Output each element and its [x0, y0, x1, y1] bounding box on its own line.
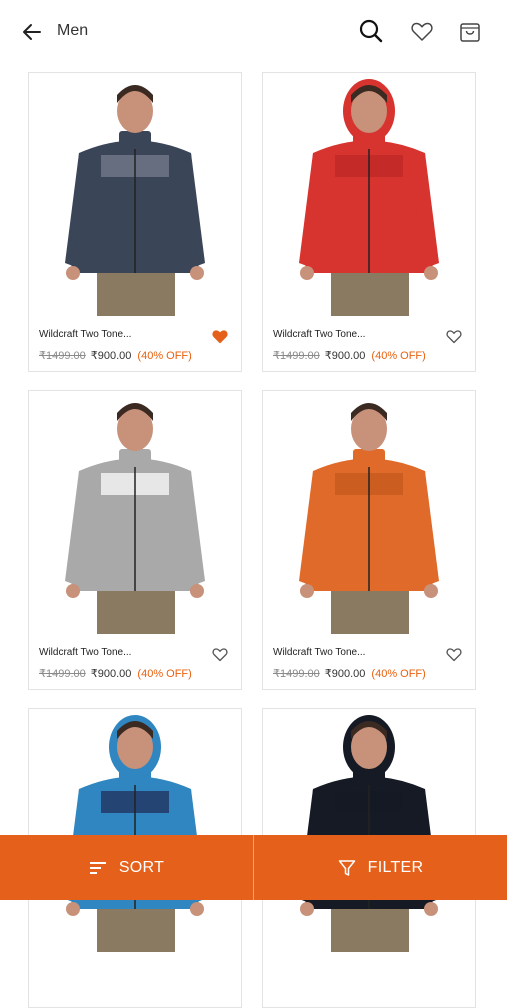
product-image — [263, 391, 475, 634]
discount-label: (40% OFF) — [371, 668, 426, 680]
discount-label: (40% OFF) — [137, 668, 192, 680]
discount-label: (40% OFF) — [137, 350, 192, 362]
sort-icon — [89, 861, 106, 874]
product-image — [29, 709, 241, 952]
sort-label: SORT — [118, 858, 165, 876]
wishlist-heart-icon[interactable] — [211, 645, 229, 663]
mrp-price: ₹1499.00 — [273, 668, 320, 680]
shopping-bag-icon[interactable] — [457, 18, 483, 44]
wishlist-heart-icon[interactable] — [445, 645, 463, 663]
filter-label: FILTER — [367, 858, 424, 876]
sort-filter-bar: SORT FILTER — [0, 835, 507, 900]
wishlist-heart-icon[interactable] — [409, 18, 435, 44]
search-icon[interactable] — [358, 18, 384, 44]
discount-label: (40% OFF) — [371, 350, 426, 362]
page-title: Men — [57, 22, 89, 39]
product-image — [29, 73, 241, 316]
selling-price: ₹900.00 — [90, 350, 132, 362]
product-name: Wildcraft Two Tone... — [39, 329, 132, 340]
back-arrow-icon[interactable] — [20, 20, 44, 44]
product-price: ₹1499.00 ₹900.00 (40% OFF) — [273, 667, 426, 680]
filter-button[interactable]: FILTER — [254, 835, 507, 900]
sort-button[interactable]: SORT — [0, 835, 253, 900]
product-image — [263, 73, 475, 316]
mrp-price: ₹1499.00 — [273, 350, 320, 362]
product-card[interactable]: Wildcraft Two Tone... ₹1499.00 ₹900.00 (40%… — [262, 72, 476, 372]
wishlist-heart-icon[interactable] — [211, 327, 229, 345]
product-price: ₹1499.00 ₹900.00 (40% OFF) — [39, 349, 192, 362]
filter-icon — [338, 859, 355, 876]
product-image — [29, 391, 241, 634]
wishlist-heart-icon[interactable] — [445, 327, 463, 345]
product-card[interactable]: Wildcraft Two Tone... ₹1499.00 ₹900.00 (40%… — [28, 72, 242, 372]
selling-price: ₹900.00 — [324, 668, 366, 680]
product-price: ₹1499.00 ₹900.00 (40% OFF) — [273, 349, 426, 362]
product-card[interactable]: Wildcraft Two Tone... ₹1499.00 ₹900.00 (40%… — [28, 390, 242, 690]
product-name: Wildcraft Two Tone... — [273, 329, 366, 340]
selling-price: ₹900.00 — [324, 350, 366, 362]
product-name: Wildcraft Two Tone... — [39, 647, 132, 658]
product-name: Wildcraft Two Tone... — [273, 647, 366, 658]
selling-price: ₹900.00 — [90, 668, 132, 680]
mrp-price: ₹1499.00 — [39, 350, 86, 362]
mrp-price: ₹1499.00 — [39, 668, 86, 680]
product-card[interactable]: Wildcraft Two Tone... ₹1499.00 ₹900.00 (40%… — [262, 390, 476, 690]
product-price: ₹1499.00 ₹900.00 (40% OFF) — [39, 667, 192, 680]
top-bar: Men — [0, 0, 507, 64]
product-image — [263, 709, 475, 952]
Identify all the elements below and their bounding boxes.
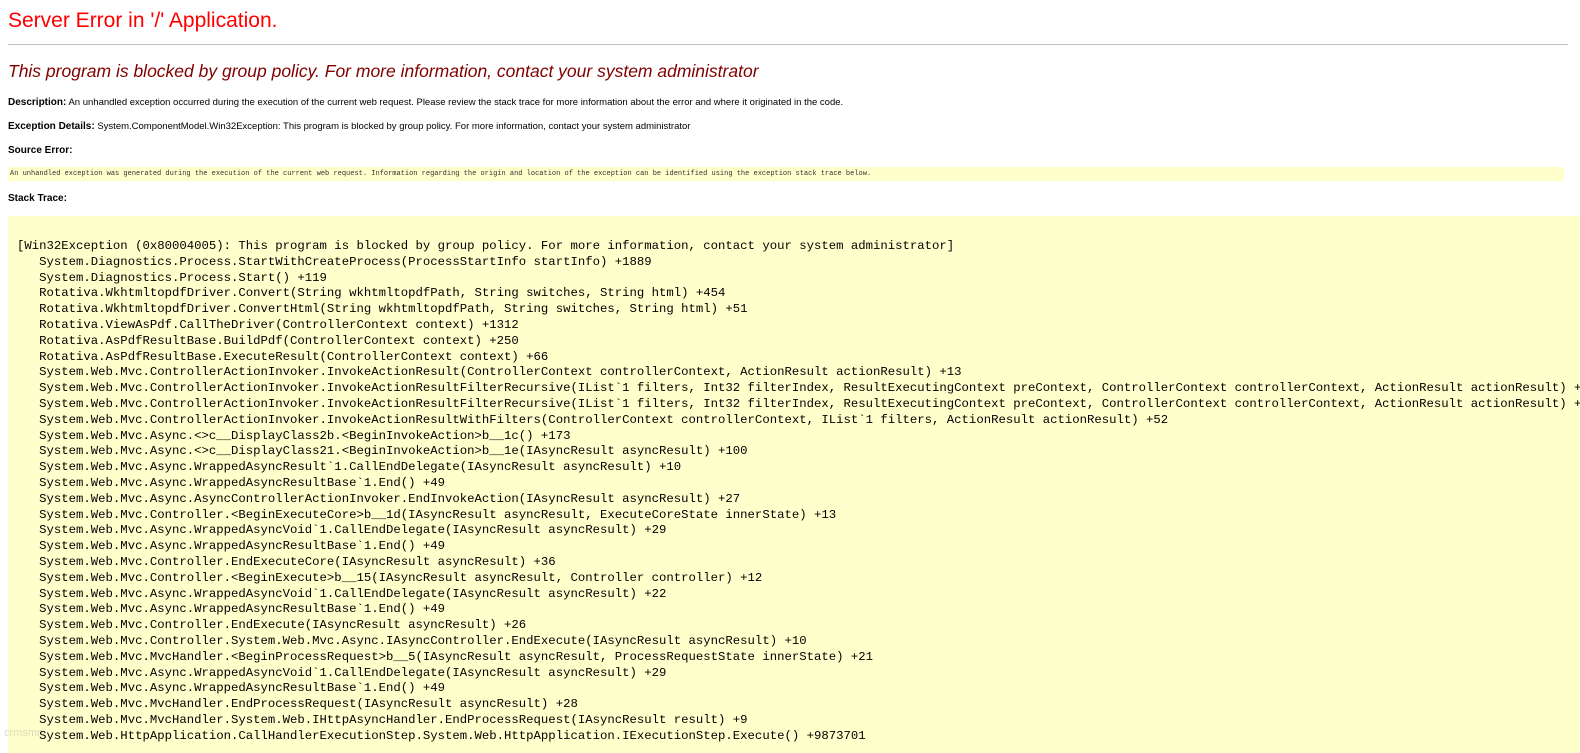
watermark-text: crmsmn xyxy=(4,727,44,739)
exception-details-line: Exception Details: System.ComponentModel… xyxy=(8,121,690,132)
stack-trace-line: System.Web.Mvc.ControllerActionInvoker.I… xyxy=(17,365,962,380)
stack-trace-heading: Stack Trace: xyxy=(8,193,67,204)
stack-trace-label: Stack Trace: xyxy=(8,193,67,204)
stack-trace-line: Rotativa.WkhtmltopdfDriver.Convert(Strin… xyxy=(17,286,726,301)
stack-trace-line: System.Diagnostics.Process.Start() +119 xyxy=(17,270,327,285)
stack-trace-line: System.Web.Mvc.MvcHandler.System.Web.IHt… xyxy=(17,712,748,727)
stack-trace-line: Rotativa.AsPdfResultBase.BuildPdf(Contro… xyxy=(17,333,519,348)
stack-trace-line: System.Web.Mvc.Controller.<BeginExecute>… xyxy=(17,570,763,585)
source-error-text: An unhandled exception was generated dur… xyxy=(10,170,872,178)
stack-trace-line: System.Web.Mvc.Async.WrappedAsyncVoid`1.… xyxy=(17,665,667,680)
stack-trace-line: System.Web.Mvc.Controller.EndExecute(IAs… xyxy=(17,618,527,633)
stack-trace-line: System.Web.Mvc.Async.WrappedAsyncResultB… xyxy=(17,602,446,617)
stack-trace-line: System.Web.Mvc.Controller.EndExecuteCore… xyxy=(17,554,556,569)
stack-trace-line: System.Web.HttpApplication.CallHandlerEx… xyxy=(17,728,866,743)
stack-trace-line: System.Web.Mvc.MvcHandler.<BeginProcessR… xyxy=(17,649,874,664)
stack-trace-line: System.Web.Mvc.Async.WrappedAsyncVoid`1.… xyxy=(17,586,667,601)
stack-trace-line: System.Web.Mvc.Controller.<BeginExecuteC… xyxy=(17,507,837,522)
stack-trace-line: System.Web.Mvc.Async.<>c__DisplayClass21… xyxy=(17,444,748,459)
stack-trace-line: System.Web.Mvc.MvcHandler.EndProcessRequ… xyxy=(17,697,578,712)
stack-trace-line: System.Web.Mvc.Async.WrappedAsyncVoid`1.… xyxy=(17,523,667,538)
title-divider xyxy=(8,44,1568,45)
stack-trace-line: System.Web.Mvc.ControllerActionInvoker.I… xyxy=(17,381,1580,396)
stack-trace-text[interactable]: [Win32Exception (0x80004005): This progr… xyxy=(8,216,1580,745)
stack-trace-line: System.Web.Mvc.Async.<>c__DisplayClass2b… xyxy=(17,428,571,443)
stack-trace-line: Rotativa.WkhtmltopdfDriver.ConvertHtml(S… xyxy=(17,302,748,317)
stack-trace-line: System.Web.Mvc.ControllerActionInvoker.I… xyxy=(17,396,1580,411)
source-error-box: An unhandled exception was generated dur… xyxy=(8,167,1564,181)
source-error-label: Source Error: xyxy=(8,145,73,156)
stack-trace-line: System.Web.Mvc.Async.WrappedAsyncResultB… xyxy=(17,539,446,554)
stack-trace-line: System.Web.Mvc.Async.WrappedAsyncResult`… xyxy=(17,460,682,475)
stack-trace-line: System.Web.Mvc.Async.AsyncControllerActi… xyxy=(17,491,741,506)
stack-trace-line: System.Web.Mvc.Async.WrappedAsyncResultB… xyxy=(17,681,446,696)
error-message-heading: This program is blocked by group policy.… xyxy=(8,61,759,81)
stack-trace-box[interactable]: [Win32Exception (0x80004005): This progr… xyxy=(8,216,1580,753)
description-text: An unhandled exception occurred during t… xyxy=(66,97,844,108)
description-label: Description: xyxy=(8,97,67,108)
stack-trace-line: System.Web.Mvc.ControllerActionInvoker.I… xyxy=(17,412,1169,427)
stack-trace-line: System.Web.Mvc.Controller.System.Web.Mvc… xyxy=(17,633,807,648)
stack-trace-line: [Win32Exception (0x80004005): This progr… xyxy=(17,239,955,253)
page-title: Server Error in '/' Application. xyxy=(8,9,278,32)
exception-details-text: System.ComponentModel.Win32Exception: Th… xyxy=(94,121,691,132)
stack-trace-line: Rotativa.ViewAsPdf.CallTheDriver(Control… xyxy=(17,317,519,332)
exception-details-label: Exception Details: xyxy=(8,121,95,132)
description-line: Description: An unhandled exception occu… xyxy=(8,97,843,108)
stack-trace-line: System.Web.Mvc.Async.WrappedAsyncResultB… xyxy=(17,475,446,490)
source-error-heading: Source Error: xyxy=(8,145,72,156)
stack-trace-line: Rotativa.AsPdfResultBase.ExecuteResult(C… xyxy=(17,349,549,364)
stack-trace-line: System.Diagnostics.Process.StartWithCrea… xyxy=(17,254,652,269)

===

→ Task: Reproduce every line of the listing above verbatim, omitting the pictures.

→ Final result:
Output each element and its [x0, y0, x1, y1] bounding box on its own line.
product-image — [263, 391, 475, 634]
discount-label: (40% OFF) — [371, 668, 426, 680]
discount-label: (40% OFF) — [137, 668, 192, 680]
discount-label: (40% OFF) — [137, 350, 192, 362]
sort-icon — [89, 861, 106, 874]
product-image — [29, 709, 241, 952]
sort-label: SORT — [118, 858, 165, 876]
wishlist-heart-icon[interactable] — [211, 645, 229, 663]
mrp-price: ₹1499.00 — [273, 668, 320, 680]
shopping-bag-icon[interactable] — [457, 18, 483, 44]
wishlist-heart-icon[interactable] — [445, 645, 463, 663]
filter-label: FILTER — [367, 858, 424, 876]
sort-filter-bar: SORT FILTER — [0, 835, 507, 900]
wishlist-heart-icon[interactable] — [409, 18, 435, 44]
search-icon[interactable] — [358, 18, 384, 44]
discount-label: (40% OFF) — [371, 350, 426, 362]
page-title: Men — [57, 22, 89, 39]
product-image — [29, 73, 241, 316]
selling-price: ₹900.00 — [90, 350, 132, 362]
product-name: Wildcraft Two Tone... — [39, 329, 132, 340]
back-arrow-icon[interactable] — [20, 20, 44, 44]
product-price: ₹1499.00 ₹900.00 (40% OFF) — [273, 667, 426, 680]
filter-button[interactable]: FILTER — [254, 835, 507, 900]
sort-button[interactable]: SORT — [0, 835, 253, 900]
product-image — [263, 73, 475, 316]
mrp-price: ₹1499.00 — [273, 350, 320, 362]
product-card[interactable]: Wildcraft Two Tone... ₹1499.00 ₹900.00 (40%… — [262, 72, 476, 372]
wishlist-heart-icon[interactable] — [211, 327, 229, 345]
product-price: ₹1499.00 ₹900.00 (40% OFF) — [39, 349, 192, 362]
filter-icon — [338, 859, 355, 876]
product-image — [29, 391, 241, 634]
wishlist-heart-icon[interactable] — [445, 327, 463, 345]
product-card[interactable]: Wildcraft Two Tone... ₹1499.00 ₹900.00 (40%… — [28, 72, 242, 372]
selling-price: ₹900.00 — [324, 668, 366, 680]
product-price: ₹1499.00 ₹900.00 (40% OFF) — [273, 349, 426, 362]
product-card[interactable]: Wildcraft Two Tone... ₹1499.00 ₹900.00 (40%… — [28, 390, 242, 690]
product-name: Wildcraft Two Tone... — [273, 329, 366, 340]
selling-price: ₹900.00 — [324, 350, 366, 362]
product-name: Wildcraft Two Tone... — [39, 647, 132, 658]
product-name: Wildcraft Two Tone... — [273, 647, 366, 658]
selling-price: ₹900.00 — [90, 668, 132, 680]
mrp-price: ₹1499.00 — [39, 350, 86, 362]
mrp-price: ₹1499.00 — [39, 668, 86, 680]
product-card[interactable]: Wildcraft Two Tone... ₹1499.00 ₹900.00 (40%… — [262, 390, 476, 690]
product-price: ₹1499.00 ₹900.00 (40% OFF) — [39, 667, 192, 680]
top-bar: Men — [0, 0, 507, 64]
product-image — [263, 709, 475, 952]
Identify all the elements below and their bounding boxes.
watermark-text: crmsmn xyxy=(4,727,44,739)
exception-details-line: Exception Details: System.ComponentModel… xyxy=(8,121,690,132)
stack-trace-line: System.Web.Mvc.ControllerActionInvoker.I… xyxy=(17,365,962,380)
stack-trace-heading: Stack Trace: xyxy=(8,193,67,204)
stack-trace-label: Stack Trace: xyxy=(8,193,67,204)
stack-trace-line: Rotativa.WkhtmltopdfDriver.Convert(Strin… xyxy=(17,286,726,301)
stack-trace-line: System.Diagnostics.Process.Start() +119 xyxy=(17,270,327,285)
stack-trace-line: System.Web.Mvc.MvcHandler.System.Web.IHt… xyxy=(17,712,748,727)
stack-trace-line: Rotativa.AsPdfResultBase.BuildPdf(Contro… xyxy=(17,333,519,348)
stack-trace-line: System.Web.Mvc.Controller.<BeginExecute>… xyxy=(17,570,763,585)
source-error-text: An unhandled exception was generated dur… xyxy=(10,170,872,178)
stack-trace-line: System.Web.Mvc.Async.WrappedAsyncVoid`1.… xyxy=(17,665,667,680)
stack-trace-line: System.Web.Mvc.Controller.EndExecute(IAs… xyxy=(17,618,527,633)
stack-trace-line: System.Web.Mvc.Async.WrappedAsyncResultB… xyxy=(17,602,446,617)
stack-trace-line: System.Web.Mvc.Controller.EndExecuteCore… xyxy=(17,554,556,569)
stack-trace-line: System.Web.HttpApplication.CallHandlerEx… xyxy=(17,728,866,743)
stack-trace-line: System.Web.Mvc.MvcHandler.<BeginProcessR… xyxy=(17,649,874,664)
stack-trace-line: System.Web.Mvc.Async.WrappedAsyncVoid`1.… xyxy=(17,586,667,601)
stack-trace-line: System.Web.Mvc.Controller.<BeginExecuteC… xyxy=(17,507,837,522)
stack-trace-line: System.Web.Mvc.Async.<>c__DisplayClass21… xyxy=(17,444,748,459)
stack-trace-line: System.Web.Mvc.MvcHandler.EndProcessRequ… xyxy=(17,697,578,712)
stack-trace-line: System.Web.Mvc.Async.WrappedAsyncVoid`1.… xyxy=(17,523,667,538)
title-divider xyxy=(8,44,1568,45)
stack-trace-line: System.Web.Mvc.ControllerActionInvoker.I… xyxy=(17,381,1580,396)
stack-trace-text[interactable]: [Win32Exception (0x80004005): This progr… xyxy=(8,216,1580,745)
stack-trace-line: System.Web.Mvc.Async.<>c__DisplayClass2b… xyxy=(17,428,571,443)
stack-trace-line: Rotativa.WkhtmltopdfDriver.ConvertHtml(S… xyxy=(17,302,748,317)
stack-trace-line: System.Web.Mvc.ControllerActionInvoker.I… xyxy=(17,396,1580,411)
source-error-box: An unhandled exception was generated dur… xyxy=(8,167,1564,181)
source-error-label: Source Error: xyxy=(8,145,73,156)
stack-trace-line: System.Web.Mvc.Async.WrappedAsyncResultB… xyxy=(17,539,446,554)
stack-trace-line: System.Web.Mvc.Async.WrappedAsyncResult`… xyxy=(17,460,682,475)
stack-trace-line: System.Web.Mvc.Async.AsyncControllerActi… xyxy=(17,491,741,506)
stack-trace-line: System.Web.Mvc.Async.WrappedAsyncResultB… xyxy=(17,681,446,696)
error-message-heading: This program is blocked by group policy.… xyxy=(8,61,759,81)
stack-trace-box[interactable]: [Win32Exception (0x80004005): This progr… xyxy=(8,216,1580,753)
description-text: An unhandled exception occurred during t… xyxy=(66,97,844,108)
description-label: Description: xyxy=(8,97,67,108)
stack-trace-line: System.Web.Mvc.ControllerActionInvoker.I… xyxy=(17,412,1169,427)
stack-trace-line: System.Web.Mvc.Controller.System.Web.Mvc… xyxy=(17,633,807,648)
stack-trace-line: [Win32Exception (0x80004005): This progr… xyxy=(17,239,955,253)
page-title: Server Error in '/' Application. xyxy=(8,9,278,32)
exception-details-text: System.ComponentModel.Win32Exception: Th… xyxy=(94,121,691,132)
stack-trace-line: Rotativa.ViewAsPdf.CallTheDriver(Control… xyxy=(17,317,519,332)
exception-details-label: Exception Details: xyxy=(8,121,95,132)
description-line: Description: An unhandled exception occu… xyxy=(8,97,843,108)
stack-trace-line: System.Web.Mvc.Async.WrappedAsyncResultB… xyxy=(17,475,446,490)
source-error-heading: Source Error: xyxy=(8,145,72,156)
stack-trace-line: Rotativa.AsPdfResultBase.ExecuteResult(C… xyxy=(17,349,549,364)
stack-trace-line: System.Diagnostics.Process.StartWithCrea… xyxy=(17,254,652,269)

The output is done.